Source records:

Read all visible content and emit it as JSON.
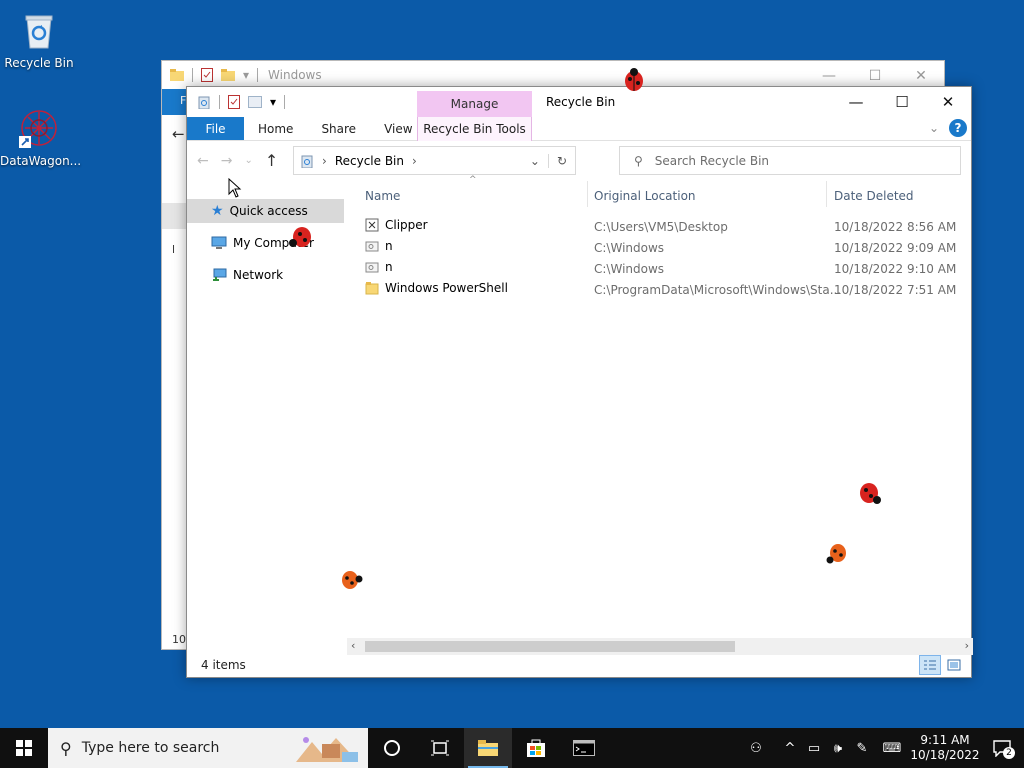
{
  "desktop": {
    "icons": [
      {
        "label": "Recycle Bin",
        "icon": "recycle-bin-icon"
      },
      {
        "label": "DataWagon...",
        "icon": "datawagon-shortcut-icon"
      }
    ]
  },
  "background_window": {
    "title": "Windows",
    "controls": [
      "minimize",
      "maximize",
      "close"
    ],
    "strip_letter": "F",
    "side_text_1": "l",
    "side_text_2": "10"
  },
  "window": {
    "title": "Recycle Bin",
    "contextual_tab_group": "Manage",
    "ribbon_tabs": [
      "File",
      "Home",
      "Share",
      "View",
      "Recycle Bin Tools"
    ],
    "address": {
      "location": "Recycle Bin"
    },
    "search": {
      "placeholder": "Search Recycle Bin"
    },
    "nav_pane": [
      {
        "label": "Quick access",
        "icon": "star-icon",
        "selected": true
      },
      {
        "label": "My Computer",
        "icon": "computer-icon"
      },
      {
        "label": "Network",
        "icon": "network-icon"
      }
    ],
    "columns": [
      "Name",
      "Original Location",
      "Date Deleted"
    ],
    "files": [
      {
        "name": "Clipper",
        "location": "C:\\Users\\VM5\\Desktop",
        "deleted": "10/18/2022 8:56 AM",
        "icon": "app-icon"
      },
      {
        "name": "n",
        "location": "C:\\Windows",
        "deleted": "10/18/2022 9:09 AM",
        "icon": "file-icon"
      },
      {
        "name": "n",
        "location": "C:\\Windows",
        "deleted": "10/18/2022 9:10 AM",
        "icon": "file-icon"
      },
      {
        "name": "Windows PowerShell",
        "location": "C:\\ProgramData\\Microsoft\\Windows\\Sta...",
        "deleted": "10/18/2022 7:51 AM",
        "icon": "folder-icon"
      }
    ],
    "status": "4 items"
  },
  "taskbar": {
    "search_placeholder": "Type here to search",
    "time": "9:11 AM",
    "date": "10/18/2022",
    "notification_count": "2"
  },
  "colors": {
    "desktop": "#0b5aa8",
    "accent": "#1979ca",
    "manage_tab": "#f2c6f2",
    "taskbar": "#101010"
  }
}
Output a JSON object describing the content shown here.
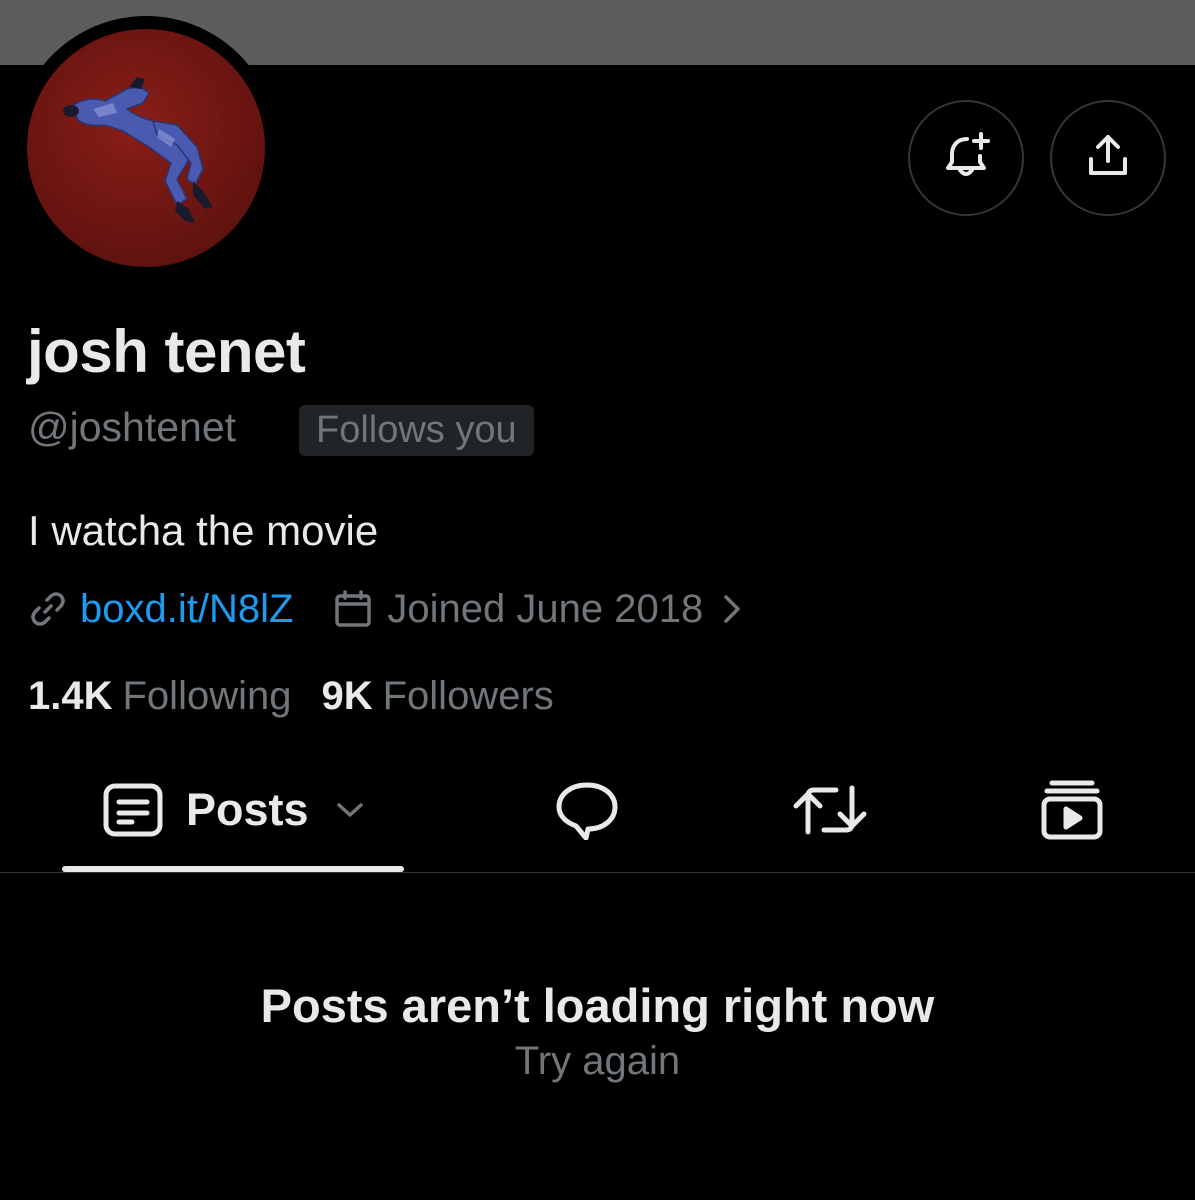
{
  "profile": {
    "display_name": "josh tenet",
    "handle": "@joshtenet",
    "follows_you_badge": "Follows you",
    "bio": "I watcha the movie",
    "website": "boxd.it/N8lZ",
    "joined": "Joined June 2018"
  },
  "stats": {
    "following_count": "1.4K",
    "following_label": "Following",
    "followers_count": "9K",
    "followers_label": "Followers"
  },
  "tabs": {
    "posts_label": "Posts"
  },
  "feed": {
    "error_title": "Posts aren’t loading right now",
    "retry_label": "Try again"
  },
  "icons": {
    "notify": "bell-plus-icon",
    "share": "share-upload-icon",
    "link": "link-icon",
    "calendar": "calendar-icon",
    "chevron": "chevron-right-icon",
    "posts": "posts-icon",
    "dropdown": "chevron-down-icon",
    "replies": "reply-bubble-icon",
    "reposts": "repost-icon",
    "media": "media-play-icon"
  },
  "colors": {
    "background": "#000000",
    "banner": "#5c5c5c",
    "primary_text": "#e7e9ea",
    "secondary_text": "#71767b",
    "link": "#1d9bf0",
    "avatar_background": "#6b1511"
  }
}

==

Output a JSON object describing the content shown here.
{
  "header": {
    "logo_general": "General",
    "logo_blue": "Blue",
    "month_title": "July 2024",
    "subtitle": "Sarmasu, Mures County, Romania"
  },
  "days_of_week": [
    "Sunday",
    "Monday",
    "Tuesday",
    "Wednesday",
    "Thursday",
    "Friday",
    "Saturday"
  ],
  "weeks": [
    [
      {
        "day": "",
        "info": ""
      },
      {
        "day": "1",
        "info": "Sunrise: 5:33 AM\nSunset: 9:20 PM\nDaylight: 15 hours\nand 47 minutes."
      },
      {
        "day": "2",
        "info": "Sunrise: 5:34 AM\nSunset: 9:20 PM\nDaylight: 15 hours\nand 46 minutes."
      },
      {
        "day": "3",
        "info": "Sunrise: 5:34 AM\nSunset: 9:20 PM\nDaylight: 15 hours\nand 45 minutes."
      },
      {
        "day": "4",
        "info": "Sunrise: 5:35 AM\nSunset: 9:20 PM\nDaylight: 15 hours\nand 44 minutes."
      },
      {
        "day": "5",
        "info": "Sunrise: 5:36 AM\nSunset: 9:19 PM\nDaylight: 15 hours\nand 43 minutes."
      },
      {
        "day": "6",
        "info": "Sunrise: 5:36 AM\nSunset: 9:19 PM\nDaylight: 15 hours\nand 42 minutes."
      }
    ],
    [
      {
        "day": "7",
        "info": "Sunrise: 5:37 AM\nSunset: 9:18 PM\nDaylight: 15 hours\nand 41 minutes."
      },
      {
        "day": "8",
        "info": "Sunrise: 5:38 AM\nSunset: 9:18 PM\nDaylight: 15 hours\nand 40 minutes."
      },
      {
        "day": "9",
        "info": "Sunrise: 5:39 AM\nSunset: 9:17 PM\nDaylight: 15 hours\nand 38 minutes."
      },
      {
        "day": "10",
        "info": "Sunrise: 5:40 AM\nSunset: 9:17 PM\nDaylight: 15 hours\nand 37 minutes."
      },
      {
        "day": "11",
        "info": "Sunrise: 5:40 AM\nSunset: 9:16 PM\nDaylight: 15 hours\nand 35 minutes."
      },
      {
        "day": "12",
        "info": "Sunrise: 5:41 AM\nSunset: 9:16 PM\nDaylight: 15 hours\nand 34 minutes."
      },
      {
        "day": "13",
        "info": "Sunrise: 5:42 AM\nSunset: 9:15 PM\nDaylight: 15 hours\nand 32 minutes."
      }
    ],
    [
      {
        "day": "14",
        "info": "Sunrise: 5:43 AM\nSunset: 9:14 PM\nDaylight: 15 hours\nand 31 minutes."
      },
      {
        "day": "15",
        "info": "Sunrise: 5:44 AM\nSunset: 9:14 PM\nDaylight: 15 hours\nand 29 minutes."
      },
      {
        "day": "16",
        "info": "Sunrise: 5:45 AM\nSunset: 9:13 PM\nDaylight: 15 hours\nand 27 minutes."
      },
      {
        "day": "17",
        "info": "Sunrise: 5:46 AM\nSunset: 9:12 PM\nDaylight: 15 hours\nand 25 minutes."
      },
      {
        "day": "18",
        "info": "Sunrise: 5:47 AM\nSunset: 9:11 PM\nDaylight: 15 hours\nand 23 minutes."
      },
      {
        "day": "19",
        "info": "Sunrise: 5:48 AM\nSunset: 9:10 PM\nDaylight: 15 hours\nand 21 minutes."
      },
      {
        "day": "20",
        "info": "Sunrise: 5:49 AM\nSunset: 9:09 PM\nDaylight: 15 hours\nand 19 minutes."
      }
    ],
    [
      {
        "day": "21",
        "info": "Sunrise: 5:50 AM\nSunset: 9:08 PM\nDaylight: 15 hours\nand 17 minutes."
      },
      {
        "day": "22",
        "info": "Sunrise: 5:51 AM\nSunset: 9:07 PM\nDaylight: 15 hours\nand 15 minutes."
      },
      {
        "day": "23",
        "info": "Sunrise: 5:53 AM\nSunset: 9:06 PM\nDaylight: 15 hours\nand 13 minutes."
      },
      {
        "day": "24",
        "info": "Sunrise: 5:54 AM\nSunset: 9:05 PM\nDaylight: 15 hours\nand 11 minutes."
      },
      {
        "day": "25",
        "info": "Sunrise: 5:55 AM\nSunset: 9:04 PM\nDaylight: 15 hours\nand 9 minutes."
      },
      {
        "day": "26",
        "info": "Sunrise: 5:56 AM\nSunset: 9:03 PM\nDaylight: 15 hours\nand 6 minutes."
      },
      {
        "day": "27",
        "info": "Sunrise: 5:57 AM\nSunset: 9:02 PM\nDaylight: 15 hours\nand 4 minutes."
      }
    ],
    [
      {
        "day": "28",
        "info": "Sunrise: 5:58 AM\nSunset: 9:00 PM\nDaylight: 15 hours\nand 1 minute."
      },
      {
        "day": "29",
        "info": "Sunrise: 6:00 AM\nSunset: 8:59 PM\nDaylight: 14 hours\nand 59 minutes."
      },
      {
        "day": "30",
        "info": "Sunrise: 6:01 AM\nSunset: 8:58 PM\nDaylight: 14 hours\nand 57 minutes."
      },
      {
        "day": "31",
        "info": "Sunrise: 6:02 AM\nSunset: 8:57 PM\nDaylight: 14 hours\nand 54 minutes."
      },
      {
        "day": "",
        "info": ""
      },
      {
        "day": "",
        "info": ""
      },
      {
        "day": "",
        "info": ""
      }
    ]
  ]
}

* * *

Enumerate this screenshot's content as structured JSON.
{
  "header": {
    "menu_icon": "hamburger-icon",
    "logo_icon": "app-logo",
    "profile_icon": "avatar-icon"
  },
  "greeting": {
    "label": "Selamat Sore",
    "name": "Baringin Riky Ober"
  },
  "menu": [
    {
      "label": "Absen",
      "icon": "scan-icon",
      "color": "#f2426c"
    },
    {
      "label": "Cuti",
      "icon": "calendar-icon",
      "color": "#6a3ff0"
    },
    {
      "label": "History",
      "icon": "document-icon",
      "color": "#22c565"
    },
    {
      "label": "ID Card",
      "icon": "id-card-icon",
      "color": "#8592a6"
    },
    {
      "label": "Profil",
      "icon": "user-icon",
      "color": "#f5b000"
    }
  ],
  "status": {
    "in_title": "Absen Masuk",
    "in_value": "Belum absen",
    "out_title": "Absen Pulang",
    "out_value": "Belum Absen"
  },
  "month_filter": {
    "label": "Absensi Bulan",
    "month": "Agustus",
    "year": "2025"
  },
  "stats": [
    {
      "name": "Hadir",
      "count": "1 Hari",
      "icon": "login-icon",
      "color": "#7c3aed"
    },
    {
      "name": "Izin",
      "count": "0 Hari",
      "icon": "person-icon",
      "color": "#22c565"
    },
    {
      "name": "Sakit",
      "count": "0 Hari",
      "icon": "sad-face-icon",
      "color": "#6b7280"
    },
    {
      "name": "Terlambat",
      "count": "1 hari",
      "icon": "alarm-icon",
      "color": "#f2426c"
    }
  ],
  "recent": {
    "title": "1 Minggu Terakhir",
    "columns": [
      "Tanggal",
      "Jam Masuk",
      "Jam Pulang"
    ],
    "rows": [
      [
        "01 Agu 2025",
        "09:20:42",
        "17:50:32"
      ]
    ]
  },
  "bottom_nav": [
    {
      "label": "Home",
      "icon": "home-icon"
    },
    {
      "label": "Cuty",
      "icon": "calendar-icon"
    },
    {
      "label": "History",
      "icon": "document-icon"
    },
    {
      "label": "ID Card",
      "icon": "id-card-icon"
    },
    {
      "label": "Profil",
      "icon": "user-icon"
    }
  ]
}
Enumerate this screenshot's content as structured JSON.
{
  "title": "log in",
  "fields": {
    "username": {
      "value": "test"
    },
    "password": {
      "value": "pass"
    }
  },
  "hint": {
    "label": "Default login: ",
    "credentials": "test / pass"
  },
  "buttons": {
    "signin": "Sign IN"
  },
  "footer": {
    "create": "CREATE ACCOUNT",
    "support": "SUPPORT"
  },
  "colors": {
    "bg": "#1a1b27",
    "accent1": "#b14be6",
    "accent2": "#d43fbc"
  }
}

▸ **TO DO**:
Provide only the count of lines in the data above that include the string "Belum".

▸ **WORKED SOLUTION**:
2